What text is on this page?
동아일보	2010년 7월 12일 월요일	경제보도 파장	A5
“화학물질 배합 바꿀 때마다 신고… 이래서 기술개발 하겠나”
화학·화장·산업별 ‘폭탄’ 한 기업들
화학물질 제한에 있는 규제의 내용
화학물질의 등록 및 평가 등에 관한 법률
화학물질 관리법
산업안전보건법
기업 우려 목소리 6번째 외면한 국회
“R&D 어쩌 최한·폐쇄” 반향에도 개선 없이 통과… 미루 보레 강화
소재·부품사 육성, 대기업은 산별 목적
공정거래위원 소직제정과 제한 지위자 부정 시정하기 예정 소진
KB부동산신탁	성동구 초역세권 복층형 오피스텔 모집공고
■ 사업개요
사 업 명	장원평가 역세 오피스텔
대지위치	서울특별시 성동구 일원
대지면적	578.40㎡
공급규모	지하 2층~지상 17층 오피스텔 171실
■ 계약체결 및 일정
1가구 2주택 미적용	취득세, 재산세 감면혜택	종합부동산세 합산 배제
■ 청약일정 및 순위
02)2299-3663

···

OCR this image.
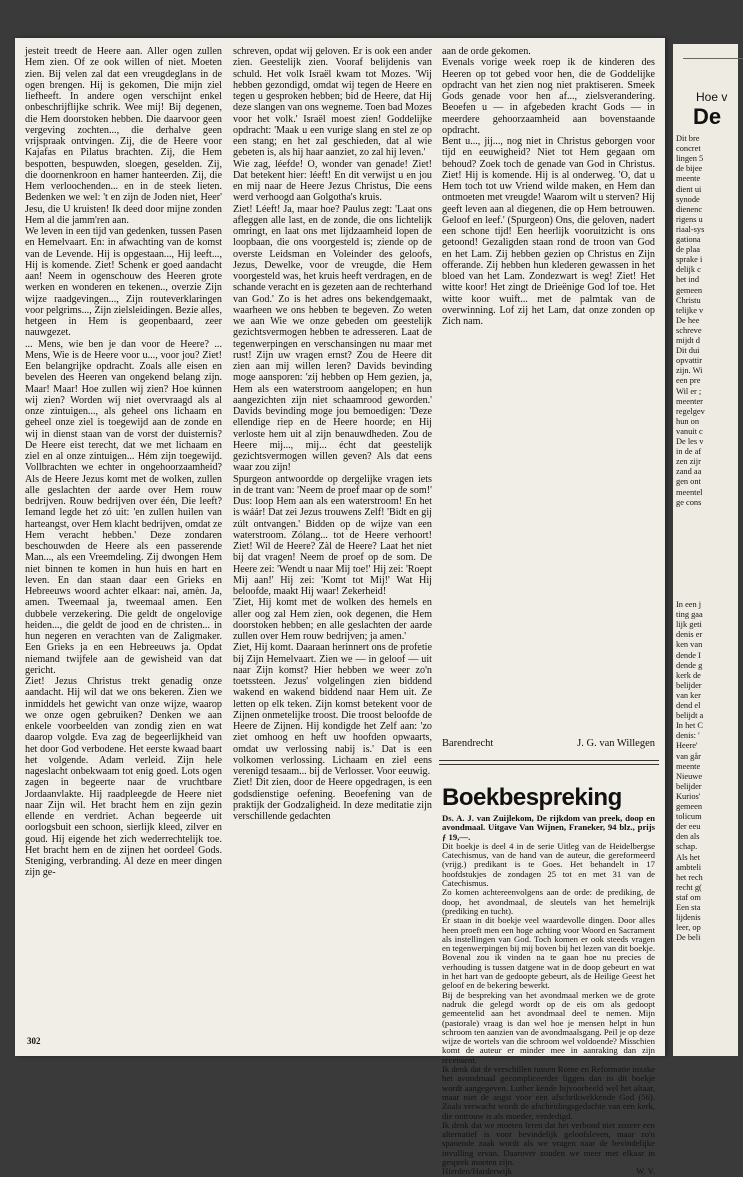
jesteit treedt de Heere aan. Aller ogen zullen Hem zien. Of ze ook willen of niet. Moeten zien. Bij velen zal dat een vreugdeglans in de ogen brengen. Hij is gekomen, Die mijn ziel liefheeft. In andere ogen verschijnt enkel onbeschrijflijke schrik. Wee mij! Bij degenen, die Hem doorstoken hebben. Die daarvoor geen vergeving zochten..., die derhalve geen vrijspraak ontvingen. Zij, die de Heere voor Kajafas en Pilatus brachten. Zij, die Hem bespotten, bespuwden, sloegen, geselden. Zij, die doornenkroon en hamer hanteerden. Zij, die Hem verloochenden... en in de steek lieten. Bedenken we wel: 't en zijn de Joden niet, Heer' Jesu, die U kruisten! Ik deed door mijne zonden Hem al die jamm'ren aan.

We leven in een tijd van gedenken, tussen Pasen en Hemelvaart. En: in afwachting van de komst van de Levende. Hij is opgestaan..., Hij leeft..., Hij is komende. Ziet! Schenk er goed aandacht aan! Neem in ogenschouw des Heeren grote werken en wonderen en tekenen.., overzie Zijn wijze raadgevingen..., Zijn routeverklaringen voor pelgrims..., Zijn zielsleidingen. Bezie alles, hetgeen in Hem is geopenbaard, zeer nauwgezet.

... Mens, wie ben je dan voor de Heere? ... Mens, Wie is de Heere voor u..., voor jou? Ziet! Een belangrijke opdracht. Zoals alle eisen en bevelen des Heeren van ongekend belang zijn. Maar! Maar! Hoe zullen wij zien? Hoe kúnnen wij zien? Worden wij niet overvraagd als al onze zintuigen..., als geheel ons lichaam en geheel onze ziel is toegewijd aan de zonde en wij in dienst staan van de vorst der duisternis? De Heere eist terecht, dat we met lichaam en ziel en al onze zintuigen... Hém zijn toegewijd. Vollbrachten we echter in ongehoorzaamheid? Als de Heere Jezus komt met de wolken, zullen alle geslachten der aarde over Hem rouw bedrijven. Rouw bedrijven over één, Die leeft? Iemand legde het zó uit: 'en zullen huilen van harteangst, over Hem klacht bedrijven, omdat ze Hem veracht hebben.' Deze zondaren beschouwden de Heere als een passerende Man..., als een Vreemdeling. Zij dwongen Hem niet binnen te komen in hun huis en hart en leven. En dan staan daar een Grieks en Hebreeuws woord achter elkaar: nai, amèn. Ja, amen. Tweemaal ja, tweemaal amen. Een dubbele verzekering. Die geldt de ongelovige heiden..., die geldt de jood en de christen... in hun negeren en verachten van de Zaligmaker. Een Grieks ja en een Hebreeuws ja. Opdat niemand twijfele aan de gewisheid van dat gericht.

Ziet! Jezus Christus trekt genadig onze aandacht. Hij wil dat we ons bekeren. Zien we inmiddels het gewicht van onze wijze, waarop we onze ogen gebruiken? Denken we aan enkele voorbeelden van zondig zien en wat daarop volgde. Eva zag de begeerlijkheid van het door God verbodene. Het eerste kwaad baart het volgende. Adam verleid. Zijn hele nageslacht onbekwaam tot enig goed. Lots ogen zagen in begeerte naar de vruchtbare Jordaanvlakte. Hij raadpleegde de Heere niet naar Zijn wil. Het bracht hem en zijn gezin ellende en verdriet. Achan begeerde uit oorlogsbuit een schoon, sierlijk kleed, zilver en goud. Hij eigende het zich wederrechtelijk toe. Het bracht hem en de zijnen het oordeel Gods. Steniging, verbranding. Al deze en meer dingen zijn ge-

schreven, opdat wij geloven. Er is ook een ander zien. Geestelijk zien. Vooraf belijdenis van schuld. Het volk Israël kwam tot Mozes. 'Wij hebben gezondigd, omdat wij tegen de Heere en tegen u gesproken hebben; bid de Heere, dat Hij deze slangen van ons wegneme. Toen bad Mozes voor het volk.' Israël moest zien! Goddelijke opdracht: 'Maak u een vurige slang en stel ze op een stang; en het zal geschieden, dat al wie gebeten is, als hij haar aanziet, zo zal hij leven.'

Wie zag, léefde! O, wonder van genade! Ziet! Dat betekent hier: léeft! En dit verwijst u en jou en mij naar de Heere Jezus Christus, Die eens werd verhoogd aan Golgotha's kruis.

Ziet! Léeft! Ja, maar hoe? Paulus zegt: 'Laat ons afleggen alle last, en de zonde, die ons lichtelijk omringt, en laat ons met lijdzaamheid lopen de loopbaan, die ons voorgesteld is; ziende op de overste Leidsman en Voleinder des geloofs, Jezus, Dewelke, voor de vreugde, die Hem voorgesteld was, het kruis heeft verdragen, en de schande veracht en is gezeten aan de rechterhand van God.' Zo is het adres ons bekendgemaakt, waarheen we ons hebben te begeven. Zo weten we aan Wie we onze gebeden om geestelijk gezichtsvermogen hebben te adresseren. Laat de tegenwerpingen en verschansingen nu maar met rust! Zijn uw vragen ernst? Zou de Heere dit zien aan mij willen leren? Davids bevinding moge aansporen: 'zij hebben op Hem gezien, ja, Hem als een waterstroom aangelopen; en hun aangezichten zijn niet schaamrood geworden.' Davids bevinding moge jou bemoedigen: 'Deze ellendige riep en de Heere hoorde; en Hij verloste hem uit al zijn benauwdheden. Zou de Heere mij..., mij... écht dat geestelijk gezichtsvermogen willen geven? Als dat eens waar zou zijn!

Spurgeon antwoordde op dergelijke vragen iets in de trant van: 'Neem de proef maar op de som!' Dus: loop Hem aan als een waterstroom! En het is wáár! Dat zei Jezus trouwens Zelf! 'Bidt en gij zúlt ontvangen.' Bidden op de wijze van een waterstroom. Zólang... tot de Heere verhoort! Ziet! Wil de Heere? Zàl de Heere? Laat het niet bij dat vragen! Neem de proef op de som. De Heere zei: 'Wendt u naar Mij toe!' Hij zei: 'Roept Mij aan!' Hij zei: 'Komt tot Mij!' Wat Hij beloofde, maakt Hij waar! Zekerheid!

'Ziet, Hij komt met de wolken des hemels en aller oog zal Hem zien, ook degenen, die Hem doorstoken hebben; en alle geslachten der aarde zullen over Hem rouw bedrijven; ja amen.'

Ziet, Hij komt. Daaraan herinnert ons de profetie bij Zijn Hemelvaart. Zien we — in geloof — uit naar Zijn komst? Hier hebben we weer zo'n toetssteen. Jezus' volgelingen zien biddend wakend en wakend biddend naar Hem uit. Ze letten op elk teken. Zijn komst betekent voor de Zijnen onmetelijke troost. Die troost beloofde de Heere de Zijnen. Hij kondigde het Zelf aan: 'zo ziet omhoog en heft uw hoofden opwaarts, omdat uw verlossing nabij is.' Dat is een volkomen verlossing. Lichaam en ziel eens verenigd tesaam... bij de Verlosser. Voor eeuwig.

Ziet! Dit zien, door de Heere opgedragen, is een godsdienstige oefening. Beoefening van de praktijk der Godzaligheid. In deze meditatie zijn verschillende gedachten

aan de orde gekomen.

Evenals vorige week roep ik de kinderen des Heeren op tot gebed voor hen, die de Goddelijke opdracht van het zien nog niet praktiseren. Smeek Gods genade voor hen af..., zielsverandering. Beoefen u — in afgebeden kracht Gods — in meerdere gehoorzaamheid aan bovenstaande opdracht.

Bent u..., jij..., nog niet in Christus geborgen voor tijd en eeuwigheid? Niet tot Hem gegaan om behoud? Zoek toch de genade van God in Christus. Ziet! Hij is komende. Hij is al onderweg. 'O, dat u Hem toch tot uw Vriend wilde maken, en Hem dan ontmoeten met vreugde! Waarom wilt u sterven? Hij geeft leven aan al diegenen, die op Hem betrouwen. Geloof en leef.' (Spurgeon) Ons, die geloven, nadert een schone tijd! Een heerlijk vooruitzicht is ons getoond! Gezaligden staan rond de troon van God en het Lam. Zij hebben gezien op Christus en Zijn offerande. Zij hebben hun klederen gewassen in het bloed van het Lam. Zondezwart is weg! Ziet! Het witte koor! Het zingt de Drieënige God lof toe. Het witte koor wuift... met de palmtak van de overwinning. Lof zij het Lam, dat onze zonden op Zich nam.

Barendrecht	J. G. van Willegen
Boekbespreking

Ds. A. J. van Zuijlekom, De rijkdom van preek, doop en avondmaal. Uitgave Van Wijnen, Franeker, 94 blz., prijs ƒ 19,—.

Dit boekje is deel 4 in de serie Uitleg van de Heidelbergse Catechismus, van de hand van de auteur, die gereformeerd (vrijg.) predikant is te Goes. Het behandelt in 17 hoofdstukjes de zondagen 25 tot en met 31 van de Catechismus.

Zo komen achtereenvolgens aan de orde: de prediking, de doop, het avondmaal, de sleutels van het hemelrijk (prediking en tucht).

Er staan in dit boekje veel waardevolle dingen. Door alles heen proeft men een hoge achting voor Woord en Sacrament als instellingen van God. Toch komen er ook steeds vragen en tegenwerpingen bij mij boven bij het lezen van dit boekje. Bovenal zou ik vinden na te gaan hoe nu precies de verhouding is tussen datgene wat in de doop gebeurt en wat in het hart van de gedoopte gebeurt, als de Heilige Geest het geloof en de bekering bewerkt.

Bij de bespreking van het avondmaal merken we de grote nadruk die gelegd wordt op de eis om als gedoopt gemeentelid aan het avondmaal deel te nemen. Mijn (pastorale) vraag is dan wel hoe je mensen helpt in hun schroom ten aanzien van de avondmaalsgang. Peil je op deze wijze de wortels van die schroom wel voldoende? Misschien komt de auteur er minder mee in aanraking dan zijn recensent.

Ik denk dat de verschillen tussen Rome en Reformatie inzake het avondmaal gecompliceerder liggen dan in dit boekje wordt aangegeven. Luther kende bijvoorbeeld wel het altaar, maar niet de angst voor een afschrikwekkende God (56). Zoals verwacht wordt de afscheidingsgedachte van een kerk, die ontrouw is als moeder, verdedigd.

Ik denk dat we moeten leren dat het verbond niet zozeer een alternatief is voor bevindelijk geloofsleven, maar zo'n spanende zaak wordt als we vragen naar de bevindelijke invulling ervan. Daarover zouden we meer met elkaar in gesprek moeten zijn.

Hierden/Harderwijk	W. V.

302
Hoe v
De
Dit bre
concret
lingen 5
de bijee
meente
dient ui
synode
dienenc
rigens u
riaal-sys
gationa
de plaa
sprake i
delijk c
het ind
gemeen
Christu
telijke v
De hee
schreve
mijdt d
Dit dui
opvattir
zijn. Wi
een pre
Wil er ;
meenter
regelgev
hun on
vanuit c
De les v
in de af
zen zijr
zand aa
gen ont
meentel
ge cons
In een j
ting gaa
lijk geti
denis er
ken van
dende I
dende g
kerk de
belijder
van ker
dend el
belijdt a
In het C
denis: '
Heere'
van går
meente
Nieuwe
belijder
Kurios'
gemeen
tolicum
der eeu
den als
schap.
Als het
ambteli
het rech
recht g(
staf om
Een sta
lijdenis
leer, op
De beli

···

◆ **Objective**
Pick out the lines containing the string "오피스텔".

◆ **Solution to the exercise**
KB부동산신탁	성동구 초역세권 복층형 오피스텔 모집공고
사 업 명	장원평가 역세 오피스텔
공급규모	지하 2층~지상 17층 오피스텔 171실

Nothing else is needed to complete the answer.